## What you will do
Output all of the entries exactly as written.

## Records provided

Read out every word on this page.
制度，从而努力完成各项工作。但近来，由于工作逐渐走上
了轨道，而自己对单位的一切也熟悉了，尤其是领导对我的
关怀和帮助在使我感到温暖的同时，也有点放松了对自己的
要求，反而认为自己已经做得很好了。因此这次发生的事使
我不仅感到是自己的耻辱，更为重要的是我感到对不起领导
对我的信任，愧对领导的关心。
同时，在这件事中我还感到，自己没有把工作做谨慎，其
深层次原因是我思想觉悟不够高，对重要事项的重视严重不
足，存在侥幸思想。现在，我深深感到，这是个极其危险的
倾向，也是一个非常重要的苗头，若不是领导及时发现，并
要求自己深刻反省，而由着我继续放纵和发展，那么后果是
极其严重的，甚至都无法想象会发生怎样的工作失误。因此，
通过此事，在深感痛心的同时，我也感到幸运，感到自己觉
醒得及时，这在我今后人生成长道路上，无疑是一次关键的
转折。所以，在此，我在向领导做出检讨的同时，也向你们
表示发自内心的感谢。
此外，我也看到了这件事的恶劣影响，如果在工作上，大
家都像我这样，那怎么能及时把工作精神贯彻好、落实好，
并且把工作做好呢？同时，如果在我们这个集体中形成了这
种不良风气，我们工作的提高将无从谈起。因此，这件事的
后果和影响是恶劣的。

## Final result
Read out every word on this page.
制度，从而努力完成各项工作。但近来，由于工作逐渐走上
了轨道，而自己对单位的一切也熟悉了，尤其是领导对我的
关怀和帮助在使我感到温暖的同时，也有点放松了对自己的
要求，反而认为自己已经做得很好了。因此这次发生的事使
我不仅感到是自己的耻辱，更为重要的是我感到对不起领导
对我的信任，愧对领导的关心。
同时，在这件事中我还感到，自己没有把工作做谨慎，其
深层次原因是我思想觉悟不够高，对重要事项的重视严重不
足，存在侥幸思想。现在，我深深感到，这是个极其危险的
倾向，也是一个非常重要的苗头，若不是领导及时发现，并
要求自己深刻反省，而由着我继续放纵和发展，那么后果是
极其严重的，甚至都无法想象会发生怎样的工作失误。因此，
通过此事，在深感痛心的同时，我也感到幸运，感到自己觉
醒得及时，这在我今后人生成长道路上，无疑是一次关键的
转折。所以，在此，我在向领导做出检讨的同时，也向你们
表示发自内心的感谢。
此外，我也看到了这件事的恶劣影响，如果在工作上，大
家都像我这样，那怎么能及时把工作精神贯彻好、落实好，
并且把工作做好呢？同时，如果在我们这个集体中形成了这
种不良风气，我们工作的提高将无从谈起。因此，这件事的
后果和影响是恶劣的。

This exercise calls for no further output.